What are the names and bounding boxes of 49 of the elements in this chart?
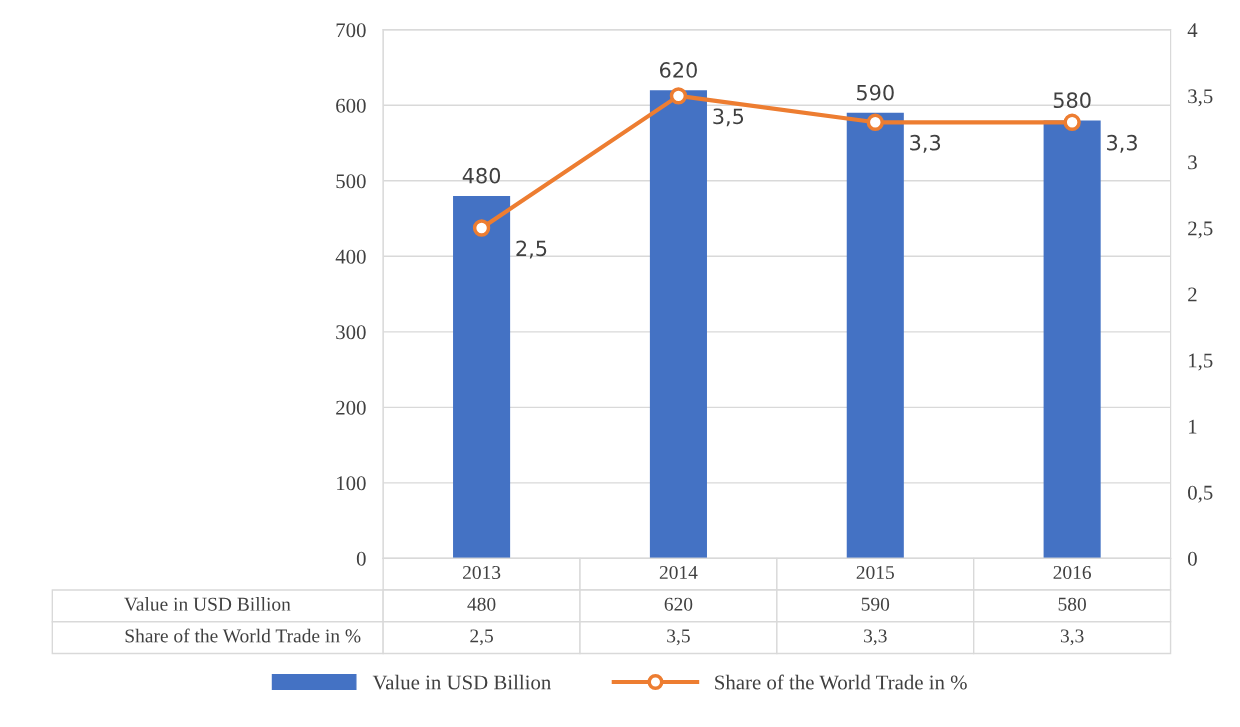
bar [649, 90, 707, 559]
text: 2,5 [516, 240, 547, 259]
data-label: 590 [861, 597, 890, 611]
point [1063, 113, 1081, 131]
bar [453, 195, 511, 559]
y-tick-label: 200 [336, 400, 366, 415]
y-tick-label: 0 [356, 551, 366, 566]
text: 3,5 [713, 108, 744, 127]
legend-label: Share of the World Trade in % [715, 674, 967, 690]
y2-tick-label: 3,5 [1188, 89, 1213, 107]
y2-tick-label: 1 [1189, 419, 1197, 434]
y2-tick-label: 2,5 [1188, 221, 1213, 239]
text: 3,3 [1107, 134, 1137, 153]
y2-tick-label: 0 [1188, 551, 1197, 566]
text: 480 [462, 167, 501, 184]
bar [1043, 120, 1101, 559]
y2-tick-label: 1,5 [1189, 353, 1213, 371]
x-tick-label: 2015 [856, 565, 894, 580]
x-tick-label: 2016 [1053, 565, 1091, 580]
point [866, 113, 884, 131]
x-tick-label: 2014 [659, 565, 698, 580]
data-label: 580 [1058, 597, 1086, 611]
text: 590 [857, 84, 894, 101]
y2-tick-label: 3 [1188, 155, 1197, 170]
y-tick-label: 500 [336, 174, 366, 189]
data-label: 620 [664, 597, 693, 611]
y-tick-label: 400 [335, 249, 366, 264]
point [472, 219, 491, 237]
y2-tick-label: 4 [1187, 23, 1198, 38]
y-tick-label: 300 [336, 325, 366, 340]
text: Value in USD Billion [124, 597, 291, 611]
data-label: 3,3 [864, 629, 887, 646]
legend-label: Value in USD Billion [372, 674, 551, 690]
data-label: 2,5 [470, 629, 493, 646]
y-tick-label: 700 [336, 23, 366, 38]
y-tick-label: 100 [337, 476, 366, 491]
text: Share of the World Trade in % [125, 628, 361, 643]
y2-tick-label: 2 [1188, 287, 1197, 302]
y-tick-label: 600 [336, 98, 366, 113]
bar [846, 112, 904, 559]
y2-tick-label: 0,5 [1188, 485, 1213, 503]
point [669, 87, 688, 105]
data-label: 3,3 [1060, 629, 1084, 646]
text: 3,3 [910, 134, 941, 153]
text: 580 [1053, 92, 1091, 109]
x-tick-label: 2013 [462, 565, 501, 580]
data-label: 3,5 [667, 629, 690, 646]
data-label: 480 [467, 597, 496, 611]
text: 620 [660, 62, 697, 78]
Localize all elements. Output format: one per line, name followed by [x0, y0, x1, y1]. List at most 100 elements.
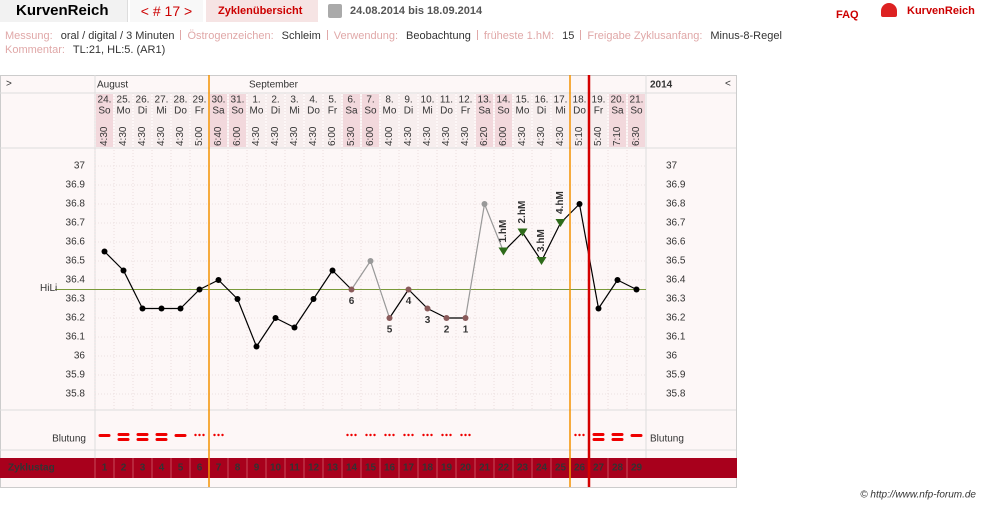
day-header-bg: [438, 94, 455, 147]
bleeding-mark: [198, 433, 201, 437]
logo-text[interactable]: KurvenReich: [907, 5, 975, 17]
y-tick-label: 37: [74, 161, 86, 172]
print-icon[interactable]: [328, 4, 342, 18]
separator: [180, 30, 182, 40]
time-label: 4:30: [175, 126, 186, 146]
time-label: 6:00: [327, 126, 338, 146]
time-label: 6:00: [232, 126, 243, 146]
temp-segment: [122, 270, 144, 309]
info-value: 15: [562, 30, 575, 42]
cycle-day: 12: [308, 463, 320, 474]
weekday-label: Mi: [156, 106, 167, 117]
bleeding-mark: [213, 433, 216, 437]
weekday-label: So: [364, 106, 377, 117]
cycle-day: 6: [197, 463, 203, 474]
date-label: 30.: [212, 95, 226, 106]
hm-label: 2.hM: [517, 201, 528, 224]
temp-point: [614, 277, 621, 283]
cycle-day: 26: [574, 463, 586, 474]
cycle-day: 1: [102, 463, 108, 474]
brand[interactable]: KurvenReich: [0, 0, 128, 22]
nav-prev[interactable]: >: [6, 79, 12, 90]
date-label: 13.: [478, 95, 492, 106]
bleeding-mark: [221, 433, 224, 437]
day-header-bg: [381, 94, 398, 147]
day-header-bg: [191, 94, 208, 147]
temp-point: [291, 324, 298, 331]
date-label: 7.: [366, 95, 374, 106]
day-header-bg: [609, 94, 626, 147]
day-header-bg: [115, 94, 132, 147]
date-label: 24.: [98, 95, 112, 106]
day-header-bg: [172, 94, 189, 147]
day-header-bg: [96, 94, 113, 147]
hm-marker: [555, 219, 566, 227]
day-header-bg: [476, 94, 493, 147]
time-label: 5:30: [346, 126, 357, 146]
cycle-day: 3: [140, 463, 146, 474]
bleeding-mark: [384, 433, 387, 437]
cycle-nav[interactable]: < # 17 >: [130, 0, 203, 22]
bleeding-mark: [422, 433, 425, 437]
weekday-label: So: [630, 106, 643, 117]
bleeding-mark: [365, 433, 368, 437]
y-tick-label: 36: [74, 351, 86, 362]
day-header-bg: [362, 94, 379, 147]
date-label: 4.: [309, 95, 317, 106]
overview-tab[interactable]: Zyklenübersicht: [206, 0, 318, 22]
day-header-bg: [286, 94, 303, 147]
time-label: 4:30: [403, 126, 414, 146]
bleeding-mark: [403, 433, 406, 437]
day-header-bg: [514, 94, 531, 147]
info-label: Freigabe Zyklusanfang:: [587, 30, 703, 42]
time-label: 4:30: [441, 126, 452, 146]
bleeding-mark: [468, 433, 471, 437]
cycle-day: 25: [555, 463, 567, 474]
temp-point: [253, 343, 260, 350]
bleeding-mark: [611, 433, 624, 436]
temp-segment: [540, 222, 562, 262]
y-tick-label: 35.9: [66, 370, 86, 381]
nav-next[interactable]: <: [725, 79, 731, 90]
time-label: 4:30: [536, 126, 547, 146]
day-header-bg: [134, 94, 151, 147]
temp-point: [215, 277, 222, 283]
cycle-day: 13: [327, 463, 339, 474]
temp-segment: [218, 279, 238, 300]
date-label: 11.: [440, 95, 453, 106]
day-header-bg: [305, 94, 322, 147]
cycle-day: 28: [612, 463, 624, 474]
time-label: 4:30: [517, 126, 528, 146]
date-label: 8.: [385, 95, 393, 106]
cycle-day-label: Zyklustag: [8, 463, 55, 474]
info-label: Verwendung:: [333, 30, 398, 42]
faq-link[interactable]: FAQ: [836, 9, 859, 21]
cycle-day: 10: [270, 463, 282, 474]
cycle-day: 11: [289, 463, 300, 474]
date-label: 17.: [554, 95, 568, 106]
weekday-label: Mi: [422, 106, 433, 117]
temp-point: [481, 201, 488, 207]
time-label: 4:30: [308, 126, 319, 146]
weekday-label: Sa: [611, 106, 624, 117]
hm-marker: [536, 257, 547, 265]
low-label: 3: [425, 315, 431, 326]
weekday-label: Do: [307, 106, 320, 117]
temp-segment: [598, 279, 618, 309]
temp-segment: [313, 270, 333, 300]
separator: [580, 30, 582, 40]
temp-point: [101, 248, 108, 255]
time-label: 6:20: [479, 126, 490, 146]
weekday-label: Fr: [461, 106, 471, 117]
y-tick-label: 36.7: [66, 218, 86, 229]
weekday-label: Sa: [345, 106, 358, 117]
time-label: 6:00: [365, 126, 376, 146]
temp-point: [576, 201, 583, 207]
cycle-day: 8: [235, 463, 241, 474]
temp-point: [443, 315, 450, 321]
date-label: 16.: [535, 95, 549, 106]
info-value: Beobachtung: [406, 30, 471, 42]
temp-segment: [369, 260, 391, 319]
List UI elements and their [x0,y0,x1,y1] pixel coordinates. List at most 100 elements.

---

[Instructions to follow]:
Can you quote every row above word for word, leaving the pictures out?

[Task response]:
What are the names and bounding boxes of 49 of the elements in this chart?
bar [649, 90, 707, 559]
text: 2,5 [516, 240, 547, 259]
data-label: 590 [861, 597, 890, 611]
point [1063, 113, 1081, 131]
bar [453, 195, 511, 559]
y-tick-label: 200 [336, 400, 366, 415]
y-tick-label: 0 [356, 551, 366, 566]
text: 3,5 [713, 108, 744, 127]
legend-label: Share of the World Trade in % [715, 674, 967, 690]
y2-tick-label: 3,5 [1188, 89, 1213, 107]
y2-tick-label: 1 [1189, 419, 1197, 434]
y2-tick-label: 2,5 [1188, 221, 1213, 239]
text: 3,3 [1107, 134, 1137, 153]
y2-tick-label: 0 [1188, 551, 1197, 566]
text: 480 [462, 167, 501, 184]
bar [1043, 120, 1101, 559]
y2-tick-label: 1,5 [1189, 353, 1213, 371]
x-tick-label: 2015 [856, 565, 894, 580]
x-tick-label: 2016 [1053, 565, 1091, 580]
point [866, 113, 884, 131]
x-tick-label: 2014 [659, 565, 698, 580]
data-label: 580 [1058, 597, 1086, 611]
text: 590 [857, 84, 894, 101]
y2-tick-label: 3 [1188, 155, 1197, 170]
y-tick-label: 500 [336, 174, 366, 189]
data-label: 620 [664, 597, 693, 611]
y-tick-label: 400 [335, 249, 366, 264]
point [472, 219, 491, 237]
y2-tick-label: 4 [1187, 23, 1198, 38]
y-tick-label: 300 [336, 325, 366, 340]
text: Value in USD Billion [124, 597, 291, 611]
data-label: 3,3 [864, 629, 887, 646]
legend-label: Value in USD Billion [372, 674, 551, 690]
data-label: 2,5 [470, 629, 493, 646]
y-tick-label: 700 [336, 23, 366, 38]
y-tick-label: 100 [337, 476, 366, 491]
text: Share of the World Trade in % [125, 628, 361, 643]
y2-tick-label: 2 [1188, 287, 1197, 302]
y-tick-label: 600 [336, 98, 366, 113]
bar [846, 112, 904, 559]
y2-tick-label: 0,5 [1188, 485, 1213, 503]
point [669, 87, 688, 105]
data-label: 3,3 [1060, 629, 1084, 646]
text: 3,3 [910, 134, 941, 153]
text: 580 [1053, 92, 1091, 109]
x-tick-label: 2013 [462, 565, 501, 580]
data-label: 3,5 [667, 629, 690, 646]
data-label: 480 [467, 597, 496, 611]
text: 620 [660, 62, 697, 78]
Localize all elements. Output format: one per line, name followed by [x0, y0, x1, y1]. List at most 100 elements.
day-header-bg: [438, 94, 455, 147]
bleeding-mark: [198, 433, 201, 437]
logo-text[interactable]: KurvenReich: [907, 5, 975, 17]
y-tick-label: 37: [74, 161, 86, 172]
print-icon[interactable]: [328, 4, 342, 18]
separator: [180, 30, 182, 40]
time-label: 4:30: [175, 126, 186, 146]
time-label: 6:00: [327, 126, 338, 146]
time-label: 6:00: [232, 126, 243, 146]
temp-segment: [122, 270, 144, 309]
info-value: 15: [562, 30, 575, 42]
cycle-day: 12: [308, 463, 320, 474]
weekday-label: Mi: [156, 106, 167, 117]
bleeding-mark: [213, 433, 216, 437]
weekday-label: So: [364, 106, 377, 117]
cycle-day: 6: [197, 463, 203, 474]
date-label: 30.: [212, 95, 226, 106]
hm-label: 2.hM: [517, 201, 528, 224]
temp-point: [614, 277, 621, 283]
cycle-day: 26: [574, 463, 586, 474]
cycle-day: 1: [102, 463, 108, 474]
brand[interactable]: KurvenReich: [0, 0, 128, 22]
nav-prev[interactable]: >: [6, 79, 12, 90]
date-label: 13.: [478, 95, 492, 106]
bleeding-mark: [221, 433, 224, 437]
day-header-bg: [381, 94, 398, 147]
day-header-bg: [191, 94, 208, 147]
temp-point: [291, 324, 298, 331]
date-label: 7.: [366, 95, 374, 106]
day-header-bg: [609, 94, 626, 147]
day-header-bg: [115, 94, 132, 147]
date-label: 24.: [98, 95, 112, 106]
day-header-bg: [172, 94, 189, 147]
day-header-bg: [96, 94, 113, 147]
hm-marker: [555, 219, 566, 227]
day-header-bg: [476, 94, 493, 147]
time-label: 5:30: [346, 126, 357, 146]
cycle-day: 3: [140, 463, 146, 474]
bleeding-mark: [384, 433, 387, 437]
cycle-nav[interactable]: < # 17 >: [130, 0, 203, 22]
bleeding-mark: [422, 433, 425, 437]
weekday-label: So: [630, 106, 643, 117]
bleeding-mark: [365, 433, 368, 437]
y-tick-label: 36: [74, 351, 86, 362]
day-header-bg: [362, 94, 379, 147]
date-label: 4.: [309, 95, 317, 106]
overview-tab[interactable]: Zyklenübersicht: [206, 0, 318, 22]
day-header-bg: [286, 94, 303, 147]
time-label: 4:30: [403, 126, 414, 146]
bleeding-mark: [403, 433, 406, 437]
day-header-bg: [514, 94, 531, 147]
info-label: Freigabe Zyklusanfang:: [587, 30, 703, 42]
time-label: 4:30: [441, 126, 452, 146]
bleeding-mark: [468, 433, 471, 437]
cycle-day: 25: [555, 463, 567, 474]
temp-point: [253, 343, 260, 350]
bleeding-mark: [611, 433, 624, 436]
temp-segment: [540, 222, 562, 262]
y-tick-label: 35.9: [66, 370, 86, 381]
nav-next[interactable]: <: [725, 79, 731, 90]
time-label: 4:30: [536, 126, 547, 146]
day-header-bg: [134, 94, 151, 147]
temp-point: [215, 277, 222, 283]
cycle-day: 13: [327, 463, 339, 474]
temp-segment: [218, 279, 238, 300]
date-label: 11.: [440, 95, 453, 106]
day-header-bg: [305, 94, 322, 147]
cycle-day: 28: [612, 463, 624, 474]
time-label: 4:30: [517, 126, 528, 146]
date-label: 8.: [385, 95, 393, 106]
cycle-day-label: Zyklustag: [8, 463, 55, 474]
info-label: Verwendung:: [333, 30, 398, 42]
faq-link[interactable]: FAQ: [836, 9, 859, 21]
cycle-day: 10: [270, 463, 282, 474]
cycle-day: 11: [289, 463, 300, 474]
date-label: 17.: [554, 95, 568, 106]
weekday-label: Mi: [422, 106, 433, 117]
temp-point: [481, 201, 488, 207]
time-label: 4:30: [308, 126, 319, 146]
weekday-label: Sa: [611, 106, 624, 117]
hm-marker: [536, 257, 547, 265]
low-label: 3: [425, 315, 431, 326]
weekday-label: Do: [307, 106, 320, 117]
temp-segment: [598, 279, 618, 309]
temp-segment: [313, 270, 333, 300]
separator: [580, 30, 582, 40]
temp-point: [101, 248, 108, 255]
time-label: 6:20: [479, 126, 490, 146]
weekday-label: Fr: [461, 106, 471, 117]
y-tick-label: 36.7: [66, 218, 86, 229]
weekday-label: Sa: [345, 106, 358, 117]
time-label: 6:00: [365, 126, 376, 146]
temp-point: [576, 201, 583, 207]
cycle-day: 8: [235, 463, 241, 474]
temp-point: [443, 315, 450, 321]
date-label: 16.: [535, 95, 549, 106]
info-value: Beobachtung: [406, 30, 471, 42]
temp-segment: [369, 260, 391, 319]
List UI elements and their [x0,y0,x1,y1] pixel coordinates. List at most 100 elements.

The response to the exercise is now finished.